[The records start]

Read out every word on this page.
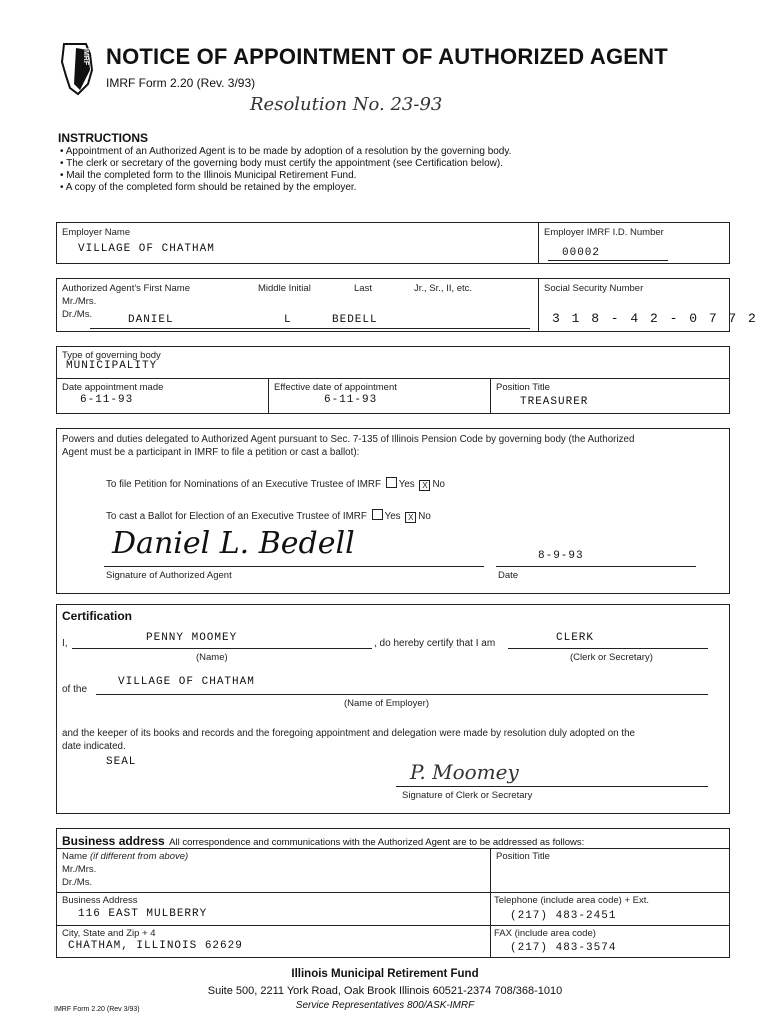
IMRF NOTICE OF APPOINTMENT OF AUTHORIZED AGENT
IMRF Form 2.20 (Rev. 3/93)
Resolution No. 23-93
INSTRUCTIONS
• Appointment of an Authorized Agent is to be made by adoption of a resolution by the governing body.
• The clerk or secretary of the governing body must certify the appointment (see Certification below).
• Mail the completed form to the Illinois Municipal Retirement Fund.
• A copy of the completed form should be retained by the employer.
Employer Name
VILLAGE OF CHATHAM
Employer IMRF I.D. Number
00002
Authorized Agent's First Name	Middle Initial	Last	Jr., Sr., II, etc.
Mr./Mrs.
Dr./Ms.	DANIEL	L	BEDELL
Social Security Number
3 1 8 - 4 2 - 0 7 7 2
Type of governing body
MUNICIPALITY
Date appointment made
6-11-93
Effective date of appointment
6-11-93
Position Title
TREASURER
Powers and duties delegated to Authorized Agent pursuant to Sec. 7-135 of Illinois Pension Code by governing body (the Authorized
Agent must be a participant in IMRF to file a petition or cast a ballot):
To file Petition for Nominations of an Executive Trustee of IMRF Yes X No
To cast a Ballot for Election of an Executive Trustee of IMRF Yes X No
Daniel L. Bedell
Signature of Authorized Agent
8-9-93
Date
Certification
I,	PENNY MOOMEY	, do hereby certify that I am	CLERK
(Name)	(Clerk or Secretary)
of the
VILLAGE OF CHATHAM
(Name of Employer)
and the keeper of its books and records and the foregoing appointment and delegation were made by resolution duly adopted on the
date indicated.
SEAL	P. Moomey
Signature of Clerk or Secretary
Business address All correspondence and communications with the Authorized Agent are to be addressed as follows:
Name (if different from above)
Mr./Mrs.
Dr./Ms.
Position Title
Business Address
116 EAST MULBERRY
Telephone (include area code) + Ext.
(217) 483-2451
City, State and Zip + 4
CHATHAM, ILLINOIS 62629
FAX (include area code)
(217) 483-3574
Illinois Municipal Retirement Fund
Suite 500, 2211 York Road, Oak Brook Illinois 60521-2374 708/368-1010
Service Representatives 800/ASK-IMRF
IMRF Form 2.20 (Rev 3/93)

[The records end]

» **Exercise**: Without the pictures, repeat all the records word for word.

» **Answer to this problem**:
Read out every word on this page.
IMRF NOTICE OF APPOINTMENT OF AUTHORIZED AGENT
IMRF Form 2.20 (Rev. 3/93)
Resolution No. 23-93
INSTRUCTIONS
• Appointment of an Authorized Agent is to be made by adoption of a resolution by the governing body.
• The clerk or secretary of the governing body must certify the appointment (see Certification below).
• Mail the completed form to the Illinois Municipal Retirement Fund.
• A copy of the completed form should be retained by the employer.
Employer Name
VILLAGE OF CHATHAM
Employer IMRF I.D. Number
00002
Authorized Agent's First Name	Middle Initial	Last	Jr., Sr., II, etc.
Mr./Mrs.
Dr./Ms.	DANIEL	L	BEDELL
Social Security Number
3 1 8 - 4 2 - 0 7 7 2
Type of governing body
MUNICIPALITY
Date appointment made
6-11-93
Effective date of appointment
6-11-93
Position Title
TREASURER
Powers and duties delegated to Authorized Agent pursuant to Sec. 7-135 of Illinois Pension Code by governing body (the Authorized
Agent must be a participant in IMRF to file a petition or cast a ballot):
To file Petition for Nominations of an Executive Trustee of IMRF Yes X No
To cast a Ballot for Election of an Executive Trustee of IMRF Yes X No
Daniel L. Bedell
Signature of Authorized Agent
8-9-93
Date
Certification
I,	PENNY MOOMEY	, do hereby certify that I am	CLERK
(Name)	(Clerk or Secretary)
of the
VILLAGE OF CHATHAM
(Name of Employer)
and the keeper of its books and records and the foregoing appointment and delegation were made by resolution duly adopted on the
date indicated.
SEAL	P. Moomey
Signature of Clerk or Secretary
Business address All correspondence and communications with the Authorized Agent are to be addressed as follows:
Name (if different from above)
Mr./Mrs.
Dr./Ms.
Position Title
Business Address
116 EAST MULBERRY
Telephone (include area code) + Ext.
(217) 483-2451
City, State and Zip + 4
CHATHAM, ILLINOIS 62629
FAX (include area code)
(217) 483-3574
Illinois Municipal Retirement Fund
Suite 500, 2211 York Road, Oak Brook Illinois 60521-2374 708/368-1010
Service Representatives 800/ASK-IMRF
IMRF Form 2.20 (Rev 3/93)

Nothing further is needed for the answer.